── RECORDS PROVIDED

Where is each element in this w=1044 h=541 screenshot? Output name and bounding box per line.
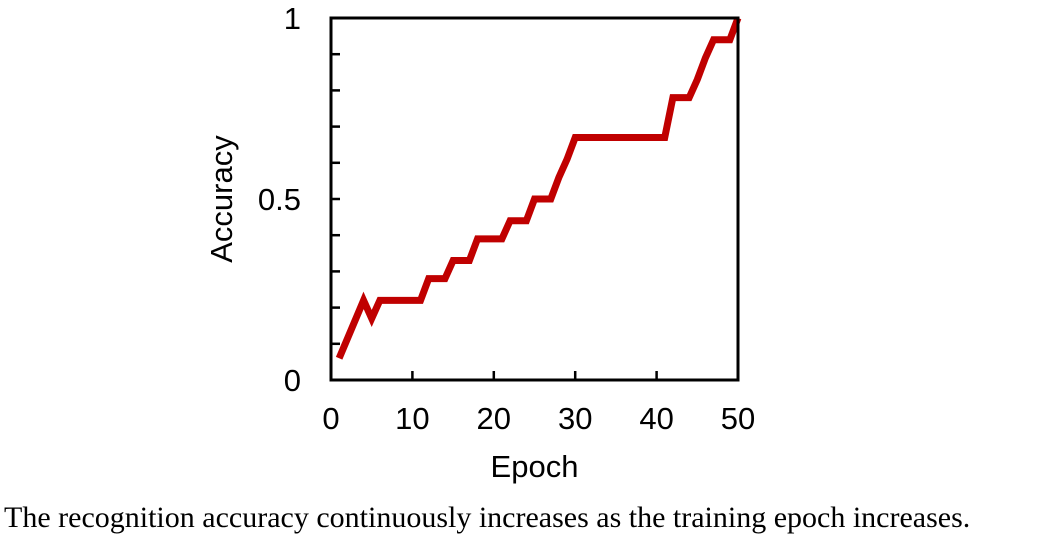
x-tick-label: 20 [477,401,511,436]
chart-container: 0 10 20 30 40 50 0 0.5 1 Epoch Accuracy [204,1,755,484]
x-tick-label: 40 [639,401,673,436]
x-tick-label: 50 [721,401,755,436]
accuracy-chart: 0 10 20 30 40 50 0 0.5 1 Epoch Accuracy [204,1,755,484]
tick-labels-layer: 0 10 20 30 40 50 0 0.5 1 [258,1,755,436]
x-tick-label: 30 [558,401,592,436]
plot-frame [329,16,740,382]
y-tick-label: 1 [284,1,301,36]
series-layer [335,16,742,360]
x-tick-label: 0 [322,401,339,436]
x-axis-title: Epoch [491,449,579,484]
accuracy-series-line [335,16,742,360]
figure-caption: The recognition accuracy continuously in… [4,501,971,534]
y-tick-label: 0.5 [258,182,301,217]
y-axis-title: Accuracy [204,135,239,263]
x-tick-label: 10 [395,401,429,436]
y-tick-label: 0 [284,363,301,398]
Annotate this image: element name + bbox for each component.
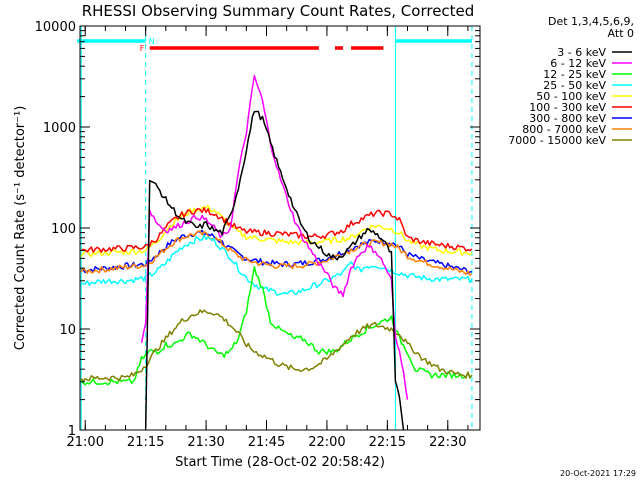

────

__WHAT IS BEING ASKED__
Reproduce all of the material above word for word, leaving out the pictures.

__CORRECT RESPONSE__
Where is each element in this w=1044 h=541 screenshot? Output name and bounding box per line.
x-tick-label: 20 [477,401,511,436]
chart-container: 0 10 20 30 40 50 0 0.5 1 Epoch Accuracy [204,1,755,484]
x-tick-label: 40 [639,401,673,436]
x-tick-label: 50 [721,401,755,436]
accuracy-chart: 0 10 20 30 40 50 0 0.5 1 Epoch Accuracy [204,1,755,484]
tick-labels-layer: 0 10 20 30 40 50 0 0.5 1 [258,1,755,436]
x-tick-label: 30 [558,401,592,436]
plot-frame [329,16,740,382]
y-tick-label: 1 [284,1,301,36]
series-layer [335,16,742,360]
x-tick-label: 0 [322,401,339,436]
x-axis-title: Epoch [491,449,579,484]
accuracy-series-line [335,16,742,360]
figure-caption: The recognition accuracy continuously in… [4,501,971,534]
y-tick-label: 0.5 [258,182,301,217]
y-axis-title: Accuracy [204,135,239,263]
x-tick-label: 10 [395,401,429,436]
y-tick-label: 0 [284,363,301,398]
Annotate this image: element name + bbox for each component.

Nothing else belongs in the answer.